> RECORDED INFORMATION
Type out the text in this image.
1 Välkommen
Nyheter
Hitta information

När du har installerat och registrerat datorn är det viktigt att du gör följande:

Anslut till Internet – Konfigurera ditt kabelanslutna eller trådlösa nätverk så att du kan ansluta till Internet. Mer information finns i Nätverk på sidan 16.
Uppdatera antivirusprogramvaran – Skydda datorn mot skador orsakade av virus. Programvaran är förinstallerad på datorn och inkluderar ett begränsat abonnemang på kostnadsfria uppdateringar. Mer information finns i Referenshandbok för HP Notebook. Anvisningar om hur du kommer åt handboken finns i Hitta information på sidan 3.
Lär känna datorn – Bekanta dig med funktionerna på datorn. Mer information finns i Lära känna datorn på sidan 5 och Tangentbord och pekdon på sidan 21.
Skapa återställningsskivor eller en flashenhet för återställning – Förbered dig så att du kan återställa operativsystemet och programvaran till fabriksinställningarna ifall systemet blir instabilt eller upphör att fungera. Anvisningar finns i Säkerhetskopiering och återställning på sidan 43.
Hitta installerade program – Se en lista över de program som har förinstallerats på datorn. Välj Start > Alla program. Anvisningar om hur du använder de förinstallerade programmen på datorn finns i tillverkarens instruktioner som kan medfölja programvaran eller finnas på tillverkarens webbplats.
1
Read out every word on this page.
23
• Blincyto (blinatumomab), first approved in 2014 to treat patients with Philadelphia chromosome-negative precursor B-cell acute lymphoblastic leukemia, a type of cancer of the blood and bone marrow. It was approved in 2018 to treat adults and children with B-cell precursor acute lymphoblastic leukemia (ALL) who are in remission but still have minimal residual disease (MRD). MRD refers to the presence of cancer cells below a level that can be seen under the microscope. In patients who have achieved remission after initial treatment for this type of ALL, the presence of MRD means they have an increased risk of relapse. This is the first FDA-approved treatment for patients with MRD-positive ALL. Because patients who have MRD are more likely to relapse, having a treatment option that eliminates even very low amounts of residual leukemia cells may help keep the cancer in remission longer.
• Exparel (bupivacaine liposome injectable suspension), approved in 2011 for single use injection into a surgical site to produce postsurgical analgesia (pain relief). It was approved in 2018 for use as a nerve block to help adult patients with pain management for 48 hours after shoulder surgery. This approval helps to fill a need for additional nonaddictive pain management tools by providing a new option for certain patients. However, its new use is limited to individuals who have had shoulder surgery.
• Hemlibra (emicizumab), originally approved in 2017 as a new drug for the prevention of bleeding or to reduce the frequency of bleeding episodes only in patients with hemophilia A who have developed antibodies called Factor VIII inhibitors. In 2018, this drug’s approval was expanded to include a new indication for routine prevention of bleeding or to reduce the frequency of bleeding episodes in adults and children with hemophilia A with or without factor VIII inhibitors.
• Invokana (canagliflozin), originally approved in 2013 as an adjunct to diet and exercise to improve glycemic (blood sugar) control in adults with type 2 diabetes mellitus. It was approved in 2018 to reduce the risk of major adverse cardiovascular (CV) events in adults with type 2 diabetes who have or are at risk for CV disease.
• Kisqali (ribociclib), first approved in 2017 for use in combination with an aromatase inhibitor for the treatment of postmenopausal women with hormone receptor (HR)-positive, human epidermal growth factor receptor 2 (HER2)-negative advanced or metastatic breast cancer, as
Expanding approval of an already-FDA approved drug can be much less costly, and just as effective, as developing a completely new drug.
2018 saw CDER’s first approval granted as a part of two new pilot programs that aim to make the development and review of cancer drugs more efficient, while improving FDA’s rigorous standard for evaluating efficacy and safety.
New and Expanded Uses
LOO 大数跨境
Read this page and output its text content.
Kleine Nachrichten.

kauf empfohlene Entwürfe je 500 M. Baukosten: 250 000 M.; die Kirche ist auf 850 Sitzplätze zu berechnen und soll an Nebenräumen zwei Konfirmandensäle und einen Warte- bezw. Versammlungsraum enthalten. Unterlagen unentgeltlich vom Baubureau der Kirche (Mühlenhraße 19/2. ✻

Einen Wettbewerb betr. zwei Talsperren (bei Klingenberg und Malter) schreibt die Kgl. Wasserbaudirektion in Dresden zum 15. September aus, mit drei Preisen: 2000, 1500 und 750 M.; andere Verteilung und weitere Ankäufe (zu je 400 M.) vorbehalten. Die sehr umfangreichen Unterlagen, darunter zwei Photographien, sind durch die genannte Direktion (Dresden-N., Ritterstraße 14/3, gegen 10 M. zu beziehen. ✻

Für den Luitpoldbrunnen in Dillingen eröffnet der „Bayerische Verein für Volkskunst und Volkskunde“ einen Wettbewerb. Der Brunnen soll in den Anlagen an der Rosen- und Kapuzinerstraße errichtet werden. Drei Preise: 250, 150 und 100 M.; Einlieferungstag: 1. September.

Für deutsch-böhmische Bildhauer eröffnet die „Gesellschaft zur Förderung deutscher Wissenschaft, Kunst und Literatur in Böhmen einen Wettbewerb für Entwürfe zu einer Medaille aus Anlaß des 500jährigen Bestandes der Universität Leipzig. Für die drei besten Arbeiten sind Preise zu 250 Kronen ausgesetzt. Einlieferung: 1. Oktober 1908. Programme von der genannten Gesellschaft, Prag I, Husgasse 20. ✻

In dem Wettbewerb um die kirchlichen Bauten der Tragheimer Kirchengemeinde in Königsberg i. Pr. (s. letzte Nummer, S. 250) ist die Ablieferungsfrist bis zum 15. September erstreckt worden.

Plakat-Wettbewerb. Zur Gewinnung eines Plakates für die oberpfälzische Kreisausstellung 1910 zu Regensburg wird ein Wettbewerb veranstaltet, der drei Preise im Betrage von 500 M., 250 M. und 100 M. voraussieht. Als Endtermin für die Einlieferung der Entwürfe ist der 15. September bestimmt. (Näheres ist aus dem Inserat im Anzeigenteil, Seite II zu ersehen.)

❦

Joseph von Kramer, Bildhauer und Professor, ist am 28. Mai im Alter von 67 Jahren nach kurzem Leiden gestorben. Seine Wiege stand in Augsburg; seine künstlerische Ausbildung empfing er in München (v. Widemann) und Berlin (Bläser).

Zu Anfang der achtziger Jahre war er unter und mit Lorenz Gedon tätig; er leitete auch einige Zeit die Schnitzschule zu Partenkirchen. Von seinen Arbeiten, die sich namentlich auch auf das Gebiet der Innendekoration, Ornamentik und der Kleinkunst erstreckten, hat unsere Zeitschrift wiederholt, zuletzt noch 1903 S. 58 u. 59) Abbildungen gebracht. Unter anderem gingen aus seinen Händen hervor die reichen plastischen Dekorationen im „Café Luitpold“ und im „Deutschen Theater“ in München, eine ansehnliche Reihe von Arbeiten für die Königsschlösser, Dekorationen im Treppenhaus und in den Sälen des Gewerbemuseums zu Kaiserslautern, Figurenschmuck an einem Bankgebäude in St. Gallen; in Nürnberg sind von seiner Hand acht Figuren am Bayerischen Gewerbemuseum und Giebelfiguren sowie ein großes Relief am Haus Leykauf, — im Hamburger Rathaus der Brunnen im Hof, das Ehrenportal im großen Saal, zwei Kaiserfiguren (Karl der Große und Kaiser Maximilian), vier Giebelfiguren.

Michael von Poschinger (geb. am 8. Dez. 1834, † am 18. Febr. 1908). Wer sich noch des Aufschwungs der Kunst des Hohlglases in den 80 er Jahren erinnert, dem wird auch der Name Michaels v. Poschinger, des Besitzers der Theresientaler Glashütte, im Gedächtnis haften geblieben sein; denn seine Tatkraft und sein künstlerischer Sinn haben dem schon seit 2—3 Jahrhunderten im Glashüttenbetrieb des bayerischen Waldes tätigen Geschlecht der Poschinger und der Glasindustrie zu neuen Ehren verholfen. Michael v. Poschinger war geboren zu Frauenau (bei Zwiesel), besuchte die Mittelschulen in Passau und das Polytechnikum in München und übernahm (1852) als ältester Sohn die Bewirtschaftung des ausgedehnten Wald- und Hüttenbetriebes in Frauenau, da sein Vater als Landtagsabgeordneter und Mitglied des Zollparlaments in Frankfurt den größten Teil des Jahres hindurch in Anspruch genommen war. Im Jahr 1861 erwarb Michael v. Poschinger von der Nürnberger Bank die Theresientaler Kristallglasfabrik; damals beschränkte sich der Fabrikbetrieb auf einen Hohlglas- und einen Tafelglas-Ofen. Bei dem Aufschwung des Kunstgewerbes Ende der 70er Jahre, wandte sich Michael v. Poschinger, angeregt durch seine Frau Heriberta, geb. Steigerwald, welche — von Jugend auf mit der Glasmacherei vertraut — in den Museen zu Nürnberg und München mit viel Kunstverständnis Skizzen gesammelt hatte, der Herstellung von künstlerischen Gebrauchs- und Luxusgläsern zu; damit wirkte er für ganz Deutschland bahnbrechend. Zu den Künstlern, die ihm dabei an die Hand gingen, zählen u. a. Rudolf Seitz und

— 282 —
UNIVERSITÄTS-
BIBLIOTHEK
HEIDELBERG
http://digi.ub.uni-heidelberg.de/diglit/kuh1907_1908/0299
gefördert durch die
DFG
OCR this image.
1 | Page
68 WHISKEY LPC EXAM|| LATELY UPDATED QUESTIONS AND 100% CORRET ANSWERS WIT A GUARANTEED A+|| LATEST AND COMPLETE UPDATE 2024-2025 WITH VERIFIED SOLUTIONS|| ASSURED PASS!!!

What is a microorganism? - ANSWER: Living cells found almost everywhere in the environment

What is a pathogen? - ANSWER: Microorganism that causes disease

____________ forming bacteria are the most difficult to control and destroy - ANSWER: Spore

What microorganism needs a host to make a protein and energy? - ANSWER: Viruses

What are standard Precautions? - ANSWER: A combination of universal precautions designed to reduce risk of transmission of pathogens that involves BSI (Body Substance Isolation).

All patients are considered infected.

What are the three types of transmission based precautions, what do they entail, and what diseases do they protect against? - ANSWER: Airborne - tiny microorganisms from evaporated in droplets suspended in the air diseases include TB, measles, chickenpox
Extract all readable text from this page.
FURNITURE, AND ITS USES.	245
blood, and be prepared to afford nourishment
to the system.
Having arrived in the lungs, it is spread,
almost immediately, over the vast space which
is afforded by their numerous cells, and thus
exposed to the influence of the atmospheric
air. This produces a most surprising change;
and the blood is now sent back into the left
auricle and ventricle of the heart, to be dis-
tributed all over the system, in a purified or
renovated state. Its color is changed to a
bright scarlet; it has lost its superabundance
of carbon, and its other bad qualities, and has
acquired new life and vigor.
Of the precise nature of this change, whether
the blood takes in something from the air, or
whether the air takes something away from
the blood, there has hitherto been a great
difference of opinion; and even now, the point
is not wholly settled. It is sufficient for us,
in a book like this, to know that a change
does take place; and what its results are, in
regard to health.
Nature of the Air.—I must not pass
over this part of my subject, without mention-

> WHAT IS BEING ASKED
A single number is expected: how many lines in the records contain the string "whether".

> RESULT FOR THIS EXERCISE
2